• [The task] Lines that include the word "title" are the ones to copy.
━━━━━━━━━━━━━━━━━━━━━━━━━━━━━━
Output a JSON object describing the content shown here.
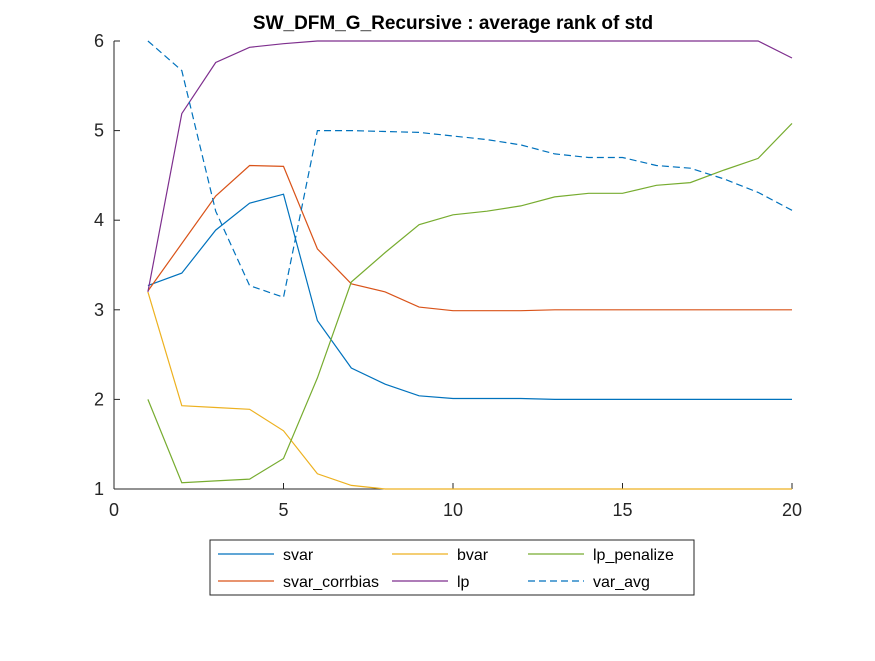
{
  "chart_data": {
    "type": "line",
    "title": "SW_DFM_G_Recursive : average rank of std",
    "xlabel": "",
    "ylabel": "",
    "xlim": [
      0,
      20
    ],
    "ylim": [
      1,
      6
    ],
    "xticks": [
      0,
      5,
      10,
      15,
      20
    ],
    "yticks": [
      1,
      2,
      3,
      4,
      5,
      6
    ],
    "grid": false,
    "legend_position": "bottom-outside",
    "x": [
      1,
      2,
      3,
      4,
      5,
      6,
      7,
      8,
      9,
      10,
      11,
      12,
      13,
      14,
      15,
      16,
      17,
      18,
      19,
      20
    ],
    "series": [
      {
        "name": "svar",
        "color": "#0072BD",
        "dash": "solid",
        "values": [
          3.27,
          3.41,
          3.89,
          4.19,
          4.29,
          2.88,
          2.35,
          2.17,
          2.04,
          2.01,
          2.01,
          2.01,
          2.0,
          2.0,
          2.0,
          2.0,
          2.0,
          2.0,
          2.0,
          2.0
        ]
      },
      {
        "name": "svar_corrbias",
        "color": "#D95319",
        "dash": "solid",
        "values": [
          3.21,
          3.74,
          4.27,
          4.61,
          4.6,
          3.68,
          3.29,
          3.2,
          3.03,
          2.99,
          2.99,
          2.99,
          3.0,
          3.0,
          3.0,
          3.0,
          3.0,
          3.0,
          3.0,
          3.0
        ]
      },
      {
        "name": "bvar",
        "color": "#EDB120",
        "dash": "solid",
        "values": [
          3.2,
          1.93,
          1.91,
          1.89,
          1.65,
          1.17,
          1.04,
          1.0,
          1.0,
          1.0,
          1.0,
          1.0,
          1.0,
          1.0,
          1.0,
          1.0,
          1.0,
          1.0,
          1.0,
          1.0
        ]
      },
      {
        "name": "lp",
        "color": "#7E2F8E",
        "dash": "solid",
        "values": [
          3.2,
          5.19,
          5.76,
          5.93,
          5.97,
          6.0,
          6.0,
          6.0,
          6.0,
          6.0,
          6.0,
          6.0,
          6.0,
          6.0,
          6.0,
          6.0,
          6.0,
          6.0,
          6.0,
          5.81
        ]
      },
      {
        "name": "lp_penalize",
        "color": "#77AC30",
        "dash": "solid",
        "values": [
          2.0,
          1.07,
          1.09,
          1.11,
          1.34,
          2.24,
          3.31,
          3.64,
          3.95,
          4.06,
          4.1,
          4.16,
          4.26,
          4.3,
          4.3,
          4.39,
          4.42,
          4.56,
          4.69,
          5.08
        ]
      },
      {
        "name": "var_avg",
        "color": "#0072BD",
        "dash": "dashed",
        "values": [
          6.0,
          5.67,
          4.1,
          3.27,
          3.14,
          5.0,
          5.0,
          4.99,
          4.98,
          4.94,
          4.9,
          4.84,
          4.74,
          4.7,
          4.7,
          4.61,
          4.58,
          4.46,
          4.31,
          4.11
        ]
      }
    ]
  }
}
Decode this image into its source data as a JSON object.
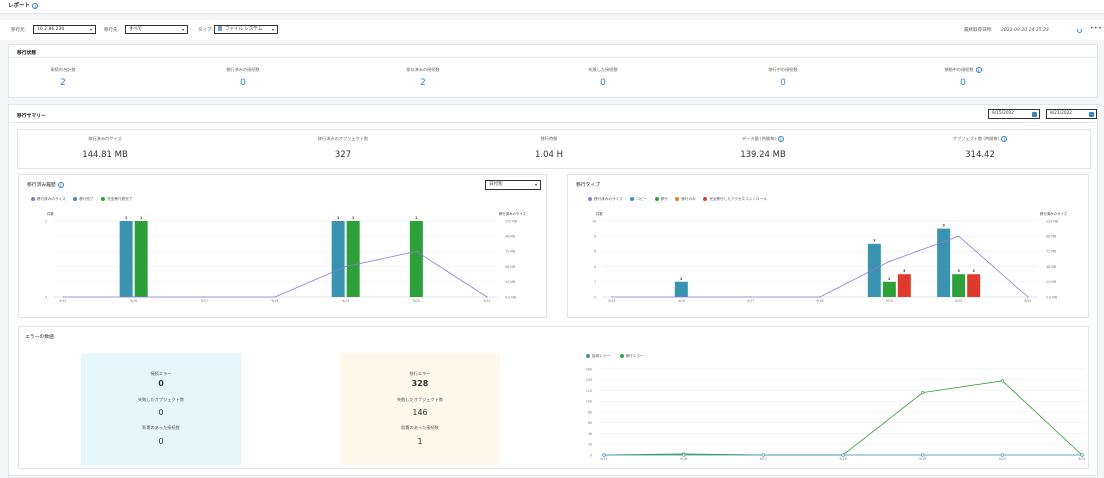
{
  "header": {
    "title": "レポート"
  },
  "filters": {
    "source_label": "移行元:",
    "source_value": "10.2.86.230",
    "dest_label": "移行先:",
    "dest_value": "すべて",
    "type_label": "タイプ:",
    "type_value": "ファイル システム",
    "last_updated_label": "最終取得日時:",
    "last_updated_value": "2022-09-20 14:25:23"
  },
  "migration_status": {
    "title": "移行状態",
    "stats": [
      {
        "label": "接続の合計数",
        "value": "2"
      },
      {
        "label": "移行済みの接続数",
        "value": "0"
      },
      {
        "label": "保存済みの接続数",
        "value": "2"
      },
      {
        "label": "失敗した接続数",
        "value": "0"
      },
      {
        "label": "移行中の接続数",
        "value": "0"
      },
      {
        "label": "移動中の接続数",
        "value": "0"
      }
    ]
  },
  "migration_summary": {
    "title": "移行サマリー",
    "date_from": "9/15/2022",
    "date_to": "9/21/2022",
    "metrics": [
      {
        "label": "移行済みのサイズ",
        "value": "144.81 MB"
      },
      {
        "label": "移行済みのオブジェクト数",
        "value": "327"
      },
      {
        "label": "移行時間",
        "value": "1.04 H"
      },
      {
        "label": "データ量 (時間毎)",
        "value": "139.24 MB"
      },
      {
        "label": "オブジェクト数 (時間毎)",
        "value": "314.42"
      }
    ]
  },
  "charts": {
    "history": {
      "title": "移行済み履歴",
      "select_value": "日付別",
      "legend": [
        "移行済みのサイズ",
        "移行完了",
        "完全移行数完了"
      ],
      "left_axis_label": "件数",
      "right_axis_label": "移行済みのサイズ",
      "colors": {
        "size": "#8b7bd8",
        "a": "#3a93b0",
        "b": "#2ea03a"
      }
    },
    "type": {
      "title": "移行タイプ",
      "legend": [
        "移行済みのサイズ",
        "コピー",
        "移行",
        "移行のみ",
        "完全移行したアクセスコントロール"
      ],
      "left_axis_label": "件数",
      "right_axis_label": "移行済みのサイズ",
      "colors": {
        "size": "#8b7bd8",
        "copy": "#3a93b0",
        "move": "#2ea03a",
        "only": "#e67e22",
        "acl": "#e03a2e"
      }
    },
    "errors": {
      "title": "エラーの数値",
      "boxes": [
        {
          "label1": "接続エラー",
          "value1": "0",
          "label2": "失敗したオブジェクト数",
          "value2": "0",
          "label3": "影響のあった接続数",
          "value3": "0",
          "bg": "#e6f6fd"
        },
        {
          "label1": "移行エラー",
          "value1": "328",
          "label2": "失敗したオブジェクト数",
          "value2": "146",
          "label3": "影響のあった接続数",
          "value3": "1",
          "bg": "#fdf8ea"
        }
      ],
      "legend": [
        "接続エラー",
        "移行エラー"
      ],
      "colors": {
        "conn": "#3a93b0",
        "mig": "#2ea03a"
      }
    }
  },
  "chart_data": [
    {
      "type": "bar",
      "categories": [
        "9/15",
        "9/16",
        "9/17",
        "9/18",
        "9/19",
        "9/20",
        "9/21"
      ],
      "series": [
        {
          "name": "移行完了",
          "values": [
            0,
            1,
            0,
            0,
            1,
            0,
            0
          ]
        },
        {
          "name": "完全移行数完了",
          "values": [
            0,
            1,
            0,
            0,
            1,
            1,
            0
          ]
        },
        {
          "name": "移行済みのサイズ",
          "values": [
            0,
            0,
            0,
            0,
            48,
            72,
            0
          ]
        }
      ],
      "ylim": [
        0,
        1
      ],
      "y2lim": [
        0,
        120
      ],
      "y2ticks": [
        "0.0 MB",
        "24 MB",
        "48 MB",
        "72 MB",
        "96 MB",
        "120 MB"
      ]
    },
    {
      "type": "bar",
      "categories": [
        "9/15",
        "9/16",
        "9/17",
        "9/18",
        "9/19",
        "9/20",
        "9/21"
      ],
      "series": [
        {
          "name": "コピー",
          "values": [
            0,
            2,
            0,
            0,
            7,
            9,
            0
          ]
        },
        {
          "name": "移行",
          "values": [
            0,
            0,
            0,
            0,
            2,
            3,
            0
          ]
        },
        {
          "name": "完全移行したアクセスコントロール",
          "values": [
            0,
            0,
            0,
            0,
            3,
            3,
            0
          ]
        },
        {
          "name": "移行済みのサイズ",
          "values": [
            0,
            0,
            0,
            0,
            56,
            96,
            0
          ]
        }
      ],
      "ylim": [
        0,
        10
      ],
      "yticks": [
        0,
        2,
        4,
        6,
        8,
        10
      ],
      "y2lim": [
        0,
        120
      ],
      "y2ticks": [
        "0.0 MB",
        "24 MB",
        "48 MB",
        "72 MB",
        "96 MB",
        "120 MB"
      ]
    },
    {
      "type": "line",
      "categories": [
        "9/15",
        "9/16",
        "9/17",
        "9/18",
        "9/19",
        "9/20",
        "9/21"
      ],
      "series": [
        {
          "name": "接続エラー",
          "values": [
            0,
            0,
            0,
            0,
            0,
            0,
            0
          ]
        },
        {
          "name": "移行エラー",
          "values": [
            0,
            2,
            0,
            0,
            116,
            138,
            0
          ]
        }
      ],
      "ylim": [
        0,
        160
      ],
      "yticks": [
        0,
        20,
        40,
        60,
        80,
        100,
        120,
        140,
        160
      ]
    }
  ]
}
━━━━━━━━━━━━━━━━━━━━━━━━━━━━━━
• [Full solution]
    "title": "SW_DFM_G_Recursive : average rank of std",
    "title": "レポート"
    "title": "移行状態",
    "title": "移行サマリー",
      "title": "移行済み履歴",
      "title": "移行タイプ",
      "title": "エラーの数値",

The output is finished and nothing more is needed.